* What is asked *
Search the data for the word "into". Reproduce every line where it is found.

Raw records:
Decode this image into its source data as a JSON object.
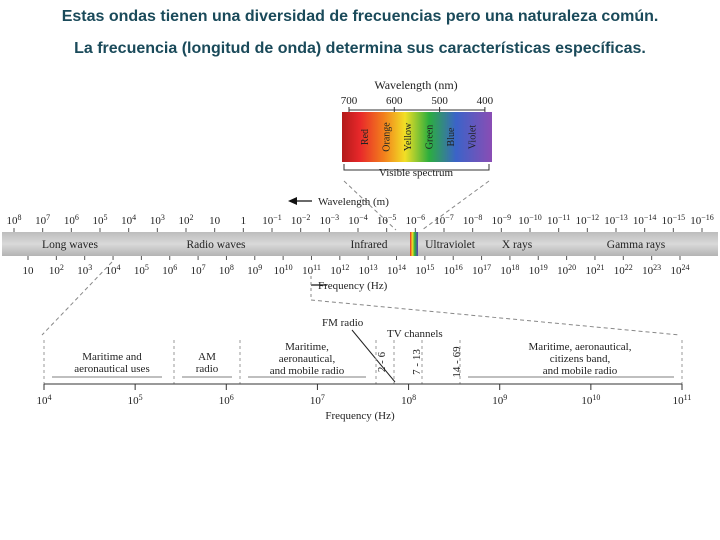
{
  "slide": {
    "title_line1": "Estas ondas tienen una diversidad de frecuencias pero una naturaleza común.",
    "title_line2": "La frecuencia (longitud de onda) determina sus características específicas."
  },
  "visible_spectrum": {
    "wavelength_title": "Wavelength (nm)",
    "ticks": [
      "700",
      "600",
      "500",
      "400"
    ],
    "colors": [
      {
        "label": "Red",
        "hex": "#e8282a"
      },
      {
        "label": "Orange",
        "hex": "#f2801c"
      },
      {
        "label": "Yellow",
        "hex": "#f2df25"
      },
      {
        "label": "Green",
        "hex": "#2cae3e"
      },
      {
        "label": "Blue",
        "hex": "#3b63c8"
      },
      {
        "label": "Violet",
        "hex": "#8a4db4"
      }
    ],
    "caption": "Visible spectrum"
  },
  "main_spectrum": {
    "wavelength_label": "Wavelength (m)",
    "wavelength_ticks": [
      {
        "b": "10",
        "e": "8"
      },
      {
        "b": "10",
        "e": "7"
      },
      {
        "b": "10",
        "e": "6"
      },
      {
        "b": "10",
        "e": "5"
      },
      {
        "b": "10",
        "e": "4"
      },
      {
        "b": "10",
        "e": "3"
      },
      {
        "b": "10",
        "e": "2"
      },
      {
        "b": "10",
        "e": ""
      },
      {
        "b": "1",
        "e": ""
      },
      {
        "b": "10",
        "e": "−1"
      },
      {
        "b": "10",
        "e": "−2"
      },
      {
        "b": "10",
        "e": "−3"
      },
      {
        "b": "10",
        "e": "−4"
      },
      {
        "b": "10",
        "e": "−5"
      },
      {
        "b": "10",
        "e": "−6"
      },
      {
        "b": "10",
        "e": "−7"
      },
      {
        "b": "10",
        "e": "−8"
      },
      {
        "b": "10",
        "e": "−9"
      },
      {
        "b": "10",
        "e": "−10"
      },
      {
        "b": "10",
        "e": "−11"
      },
      {
        "b": "10",
        "e": "−12"
      },
      {
        "b": "10",
        "e": "−13"
      },
      {
        "b": "10",
        "e": "−14"
      },
      {
        "b": "10",
        "e": "−15"
      },
      {
        "b": "10",
        "e": "−16"
      }
    ],
    "bands": [
      "Long waves",
      "Radio waves",
      "Infrared",
      "Ultraviolet",
      "X rays",
      "Gamma rays"
    ],
    "frequency_ticks": [
      {
        "b": "10",
        "e": ""
      },
      {
        "b": "10",
        "e": "2"
      },
      {
        "b": "10",
        "e": "3"
      },
      {
        "b": "10",
        "e": "4"
      },
      {
        "b": "10",
        "e": "5"
      },
      {
        "b": "10",
        "e": "6"
      },
      {
        "b": "10",
        "e": "7"
      },
      {
        "b": "10",
        "e": "8"
      },
      {
        "b": "10",
        "e": "9"
      },
      {
        "b": "10",
        "e": "10"
      },
      {
        "b": "10",
        "e": "11"
      },
      {
        "b": "10",
        "e": "12"
      },
      {
        "b": "10",
        "e": "13"
      },
      {
        "b": "10",
        "e": "14"
      },
      {
        "b": "10",
        "e": "15"
      },
      {
        "b": "10",
        "e": "16"
      },
      {
        "b": "10",
        "e": "17"
      },
      {
        "b": "10",
        "e": "18"
      },
      {
        "b": "10",
        "e": "19"
      },
      {
        "b": "10",
        "e": "20"
      },
      {
        "b": "10",
        "e": "21"
      },
      {
        "b": "10",
        "e": "22"
      },
      {
        "b": "10",
        "e": "23"
      },
      {
        "b": "10",
        "e": "24"
      }
    ],
    "frequency_label": "Frequency (Hz)"
  },
  "radio_detail": {
    "fm_label": "FM radio",
    "tv_label": "TV channels",
    "channels": [
      "2 - 6",
      "7 - 13",
      "14 - 69"
    ],
    "groups": [
      [
        "Maritime and",
        "aeronautical uses"
      ],
      [
        "AM",
        "radio"
      ],
      [
        "Maritime,",
        "aeronautical,",
        "and mobile radio"
      ],
      [
        "Maritime, aeronautical,",
        "citizens band,",
        "and mobile radio"
      ]
    ],
    "frequency_ticks": [
      {
        "b": "10",
        "e": "4"
      },
      {
        "b": "10",
        "e": "5"
      },
      {
        "b": "10",
        "e": "6"
      },
      {
        "b": "10",
        "e": "7"
      },
      {
        "b": "10",
        "e": "8"
      },
      {
        "b": "10",
        "e": "9"
      },
      {
        "b": "10",
        "e": "10"
      },
      {
        "b": "10",
        "e": "11"
      }
    ],
    "frequency_label": "Frequency (Hz)"
  }
}
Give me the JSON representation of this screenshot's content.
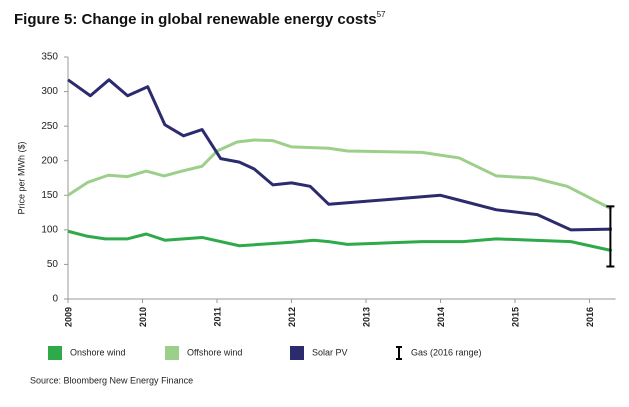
{
  "chart_data": {
    "type": "line",
    "title": "Figure 5: Change in global renewable energy costs",
    "title_note": "57",
    "y_label": "Price per MWh ($)",
    "source": "Source: Bloomberg New Energy Finance",
    "xlim": [
      2009,
      2016.35
    ],
    "xticks": [
      2009,
      2010,
      2011,
      2012,
      2013,
      2014,
      2015,
      2016
    ],
    "ylim": [
      0,
      350
    ],
    "yticks": [
      0,
      50,
      100,
      150,
      200,
      250,
      300,
      350
    ],
    "grid": false,
    "legend": "bottom",
    "series": [
      {
        "name": "Onshore wind",
        "color": "#2eaa4a",
        "x": [
          2009,
          2009.25,
          2009.5,
          2009.8,
          2010.05,
          2010.3,
          2010.8,
          2011.3,
          2012.0,
          2012.3,
          2012.5,
          2012.75,
          2013.75,
          2014.3,
          2014.75,
          2015.25,
          2015.75,
          2016.3
        ],
        "values": [
          98,
          91,
          87,
          87,
          94,
          85,
          89,
          77,
          82,
          85,
          83,
          79,
          83,
          83,
          87,
          85,
          83,
          70
        ]
      },
      {
        "name": "Offshore wind",
        "color": "#9ccf8a",
        "x": [
          2009,
          2009.27,
          2009.54,
          2009.8,
          2010.05,
          2010.29,
          2010.53,
          2010.8,
          2011.0,
          2011.27,
          2011.5,
          2011.75,
          2012.0,
          2012.5,
          2012.75,
          2013.75,
          2014.25,
          2014.75,
          2015.25,
          2015.7,
          2016.3
        ],
        "values": [
          150,
          169,
          179,
          177,
          185,
          178,
          185,
          192,
          214,
          227,
          230,
          229,
          220,
          218,
          214,
          212,
          204,
          178,
          175,
          163,
          130
        ]
      },
      {
        "name": "Solar PV",
        "color": "#2b2b6e",
        "x": [
          2009,
          2009.3,
          2009.55,
          2009.8,
          2010.07,
          2010.3,
          2010.55,
          2010.8,
          2011.05,
          2011.3,
          2011.5,
          2011.75,
          2012.0,
          2012.25,
          2012.5,
          2014.0,
          2014.25,
          2014.75,
          2015.3,
          2015.75,
          2016.3
        ],
        "values": [
          317,
          294,
          317,
          294,
          307,
          252,
          236,
          245,
          203,
          198,
          188,
          165,
          168,
          163,
          137,
          150,
          143,
          129,
          122,
          100,
          101
        ]
      }
    ],
    "gas_range": {
      "name": "Gas (2016 range)",
      "color": "#000000",
      "x": 2016.28,
      "low": 47,
      "high": 134
    }
  }
}
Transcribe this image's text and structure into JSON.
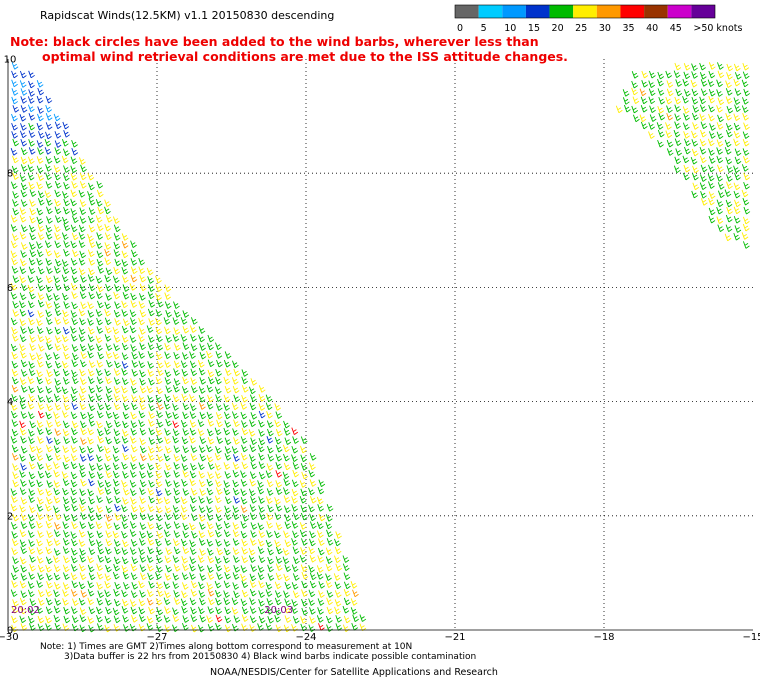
{
  "header": {
    "title": "Rapidscat Winds(12.5KM) v1.1 20150830 descending",
    "note_line1": "Note: black circles have been added to the wind barbs, wherever less than",
    "note_line2": "optimal wind retrieval conditions are met due to the ISS attitude changes."
  },
  "colorbar": {
    "labels": [
      "0",
      "5",
      "10",
      "15",
      "20",
      "25",
      "30",
      "35",
      "40",
      "45",
      ">50 knots"
    ],
    "colors": [
      "#666666",
      "#00ccff",
      "#0099ff",
      "#0033cc",
      "#00bb00",
      "#ffee00",
      "#ff9900",
      "#ff0000",
      "#993300",
      "#cc00cc",
      "#660099"
    ]
  },
  "footer": {
    "note_line1": "Note: 1) Times are GMT 2)Times along bottom correspond to measurement at 10N",
    "note_line2": "3)Data buffer is 22 hrs from 20150830 4) Black wind barbs indicate possible contamination",
    "credit": "NOAA/NESDIS/Center for Satellite Applications and Research"
  },
  "chart_data": {
    "type": "scatter",
    "subtype": "wind-barb map",
    "x_ticks": [
      -30,
      -27,
      -24,
      -21,
      -18,
      -15
    ],
    "y_ticks": [
      0,
      2,
      4,
      6,
      8,
      10
    ],
    "xlim": [
      -30,
      -15
    ],
    "ylim": [
      0,
      10
    ],
    "grid": true,
    "time_labels": [
      {
        "text": "20:02",
        "lon": -30,
        "lat": 0.35
      },
      {
        "text": "20:03",
        "lon": -24.9,
        "lat": 0.35
      }
    ],
    "swaths": [
      {
        "name": "",
        "time": "20:02",
        "polygon_lonlat": [
          [
            -30,
            10
          ],
          [
            -29.5,
            9.8
          ],
          [
            -27.3,
            6.5
          ],
          [
            -24,
            3.4
          ],
          [
            -22.8,
            0.1
          ],
          [
            -30,
            0.1
          ]
        ],
        "dominant_speed_knots": "15-25"
      },
      {
        "name": "",
        "polygon_lonlat": [
          [
            -17.4,
            9.9
          ],
          [
            -15,
            10
          ],
          [
            -15,
            6.7
          ],
          [
            -15.7,
            7.0
          ],
          [
            -16.9,
            8.5
          ],
          [
            -17.8,
            9.2
          ]
        ],
        "dominant_speed_knots": "15-25"
      }
    ]
  }
}
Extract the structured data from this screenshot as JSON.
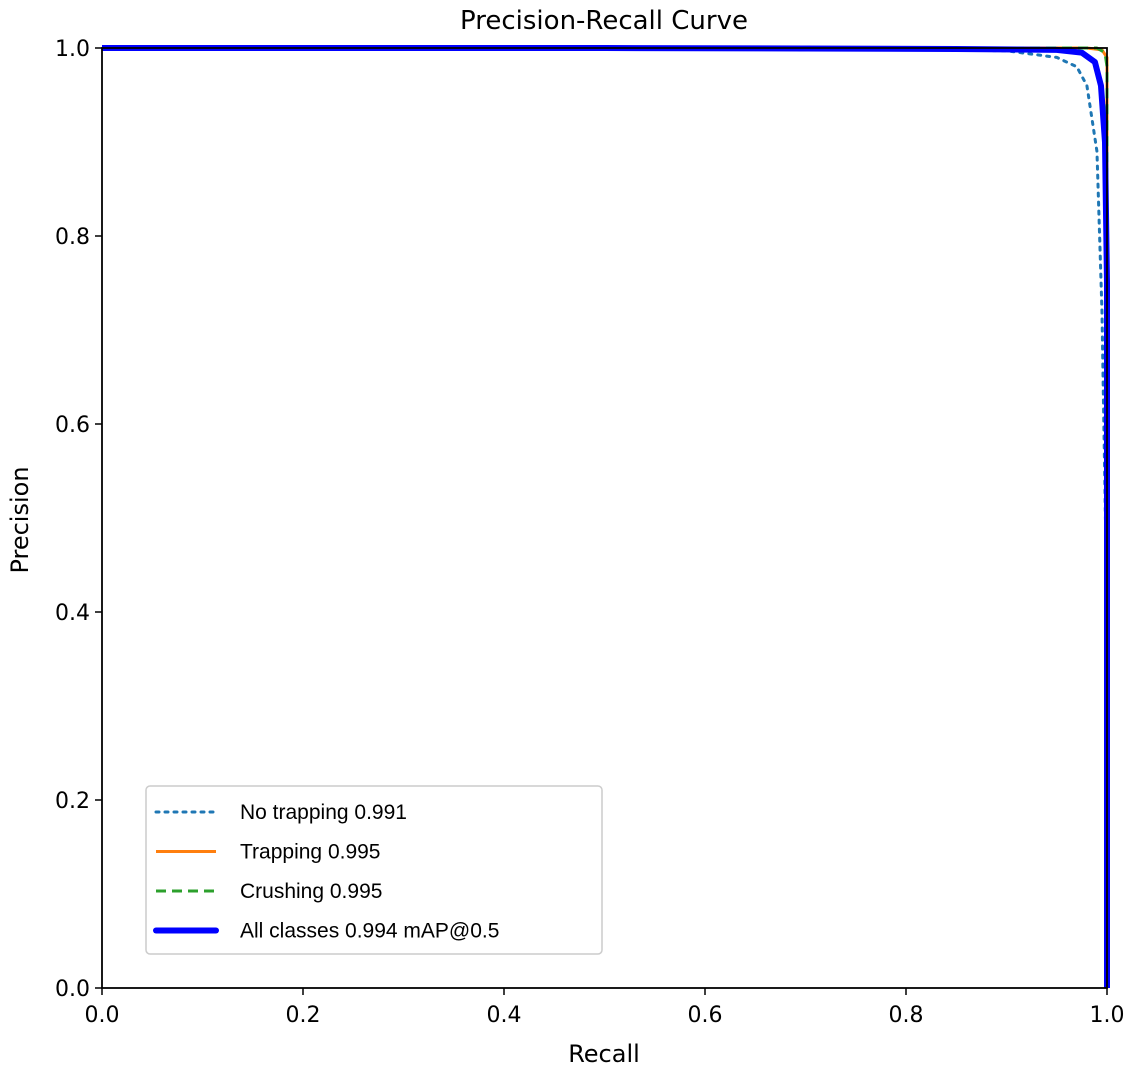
{
  "chart_data": {
    "type": "line",
    "title": "Precision-Recall Curve",
    "xlabel": "Recall",
    "ylabel": "Precision",
    "xlim": [
      0.0,
      1.0
    ],
    "ylim": [
      0.0,
      1.0
    ],
    "xticks": [
      "0.0",
      "0.2",
      "0.4",
      "0.6",
      "0.8",
      "1.0"
    ],
    "yticks": [
      "0.0",
      "0.2",
      "0.4",
      "0.6",
      "0.8",
      "1.0"
    ],
    "grid": false,
    "legend_position": "lower-left",
    "series": [
      {
        "name": "No trapping 0.991",
        "color": "#1f77b4",
        "style": "dotted",
        "x": [
          0.0,
          0.5,
          0.8,
          0.9,
          0.95,
          0.97,
          0.98,
          0.99,
          0.995,
          1.0,
          1.0
        ],
        "y": [
          1.0,
          1.0,
          0.999,
          0.997,
          0.99,
          0.98,
          0.96,
          0.89,
          0.72,
          0.4,
          0.0
        ]
      },
      {
        "name": "Trapping 0.995",
        "color": "#ff7f0e",
        "style": "solid",
        "x": [
          0.0,
          0.5,
          0.9,
          0.98,
          0.995,
          1.0,
          1.0
        ],
        "y": [
          1.0,
          1.0,
          1.0,
          1.0,
          0.998,
          0.99,
          0.0
        ]
      },
      {
        "name": "Crushing 0.995",
        "color": "#2ca02c",
        "style": "dashed",
        "x": [
          0.0,
          0.5,
          0.9,
          0.99,
          0.998,
          1.0,
          1.0
        ],
        "y": [
          1.0,
          1.0,
          1.0,
          1.0,
          0.995,
          0.98,
          0.0
        ]
      },
      {
        "name": "All classes 0.994 mAP@0.5",
        "color": "#0000ff",
        "style": "thick",
        "x": [
          0.0,
          0.5,
          0.85,
          0.95,
          0.975,
          0.988,
          0.994,
          0.998,
          1.0,
          1.0
        ],
        "y": [
          1.0,
          1.0,
          0.999,
          0.998,
          0.995,
          0.985,
          0.96,
          0.9,
          0.75,
          0.0
        ]
      }
    ]
  }
}
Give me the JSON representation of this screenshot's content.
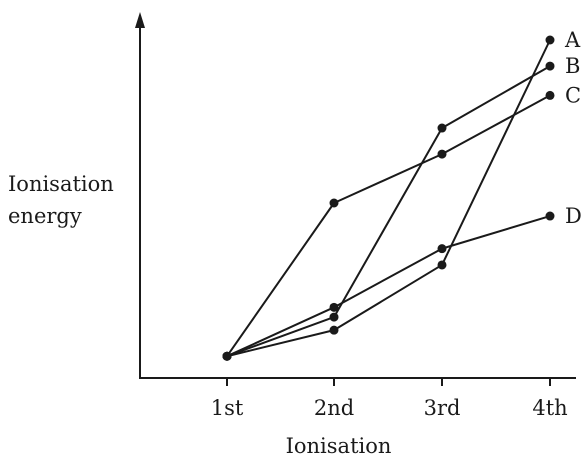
{
  "chart_data": {
    "type": "line",
    "title": "",
    "xlabel": "Ionisation",
    "ylabel_lines": [
      "Ionisation",
      "energy"
    ],
    "categories": [
      "1st",
      "2nd",
      "3rd",
      "4th"
    ],
    "ylim": [
      0,
      100
    ],
    "grid": false,
    "legend": "end-of-line labels",
    "colors": {
      "line": "#1a1a1a",
      "axis": "#1a1a1a"
    },
    "series": [
      {
        "name": "A",
        "values": [
          3,
          11,
          31,
          100
        ]
      },
      {
        "name": "B",
        "values": [
          3,
          15,
          73,
          92
        ]
      },
      {
        "name": "C",
        "values": [
          3,
          50,
          65,
          83
        ]
      },
      {
        "name": "D",
        "values": [
          3,
          18,
          36,
          46
        ]
      }
    ]
  }
}
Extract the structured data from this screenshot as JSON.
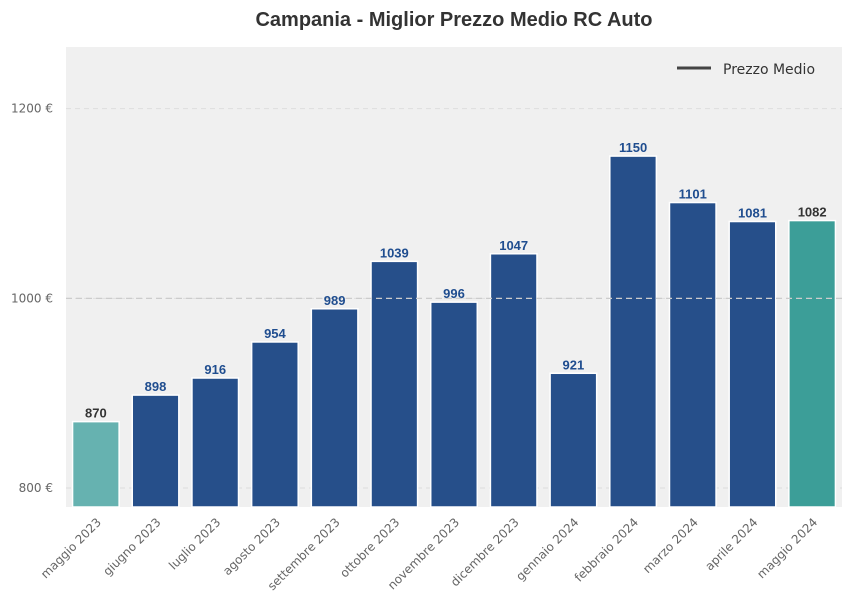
{
  "chart_data": {
    "type": "bar",
    "title": "Campania - Miglior Prezzo Medio RC Auto",
    "xlabel": "",
    "ylabel": "",
    "ylim": [
      780,
      1265
    ],
    "yticks": [
      800,
      1000,
      1200
    ],
    "ytick_labels": [
      "800 €",
      "1000 €",
      "1200 €"
    ],
    "categories": [
      "maggio 2023",
      "giugno 2023",
      "luglio 2023",
      "agosto 2023",
      "settembre 2023",
      "ottobre 2023",
      "novembre 2023",
      "dicembre 2023",
      "gennaio 2024",
      "febbraio 2024",
      "marzo 2024",
      "aprile 2024",
      "maggio 2024"
    ],
    "values": [
      870,
      898,
      916,
      954,
      989,
      1039,
      996,
      1047,
      921,
      1150,
      1101,
      1081,
      1082
    ],
    "value_labels": [
      "870",
      "898",
      "916",
      "954",
      "989",
      "1039",
      "996",
      "1047",
      "921",
      "1150",
      "1101",
      "1081",
      "1082"
    ],
    "bar_colors": [
      "#66b2b0",
      "#264f8a",
      "#264f8a",
      "#264f8a",
      "#264f8a",
      "#264f8a",
      "#264f8a",
      "#264f8a",
      "#264f8a",
      "#264f8a",
      "#264f8a",
      "#264f8a",
      "#3c9e98"
    ],
    "label_colors": [
      "#333333",
      "#1f4d8f",
      "#1f4d8f",
      "#1f4d8f",
      "#1f4d8f",
      "#1f4d8f",
      "#1f4d8f",
      "#1f4d8f",
      "#1f4d8f",
      "#1f4d8f",
      "#1f4d8f",
      "#1f4d8f",
      "#333333"
    ],
    "reference_line": {
      "value": 1000
    },
    "legend": {
      "label": "Prezzo Medio",
      "placement": "top-right",
      "color": "#444444"
    },
    "grid": true,
    "background_color": "#f0f0f0"
  }
}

* Response below *
Decode this image into its source data as a JSON object.
Transcribe this image's text and structure into JSON.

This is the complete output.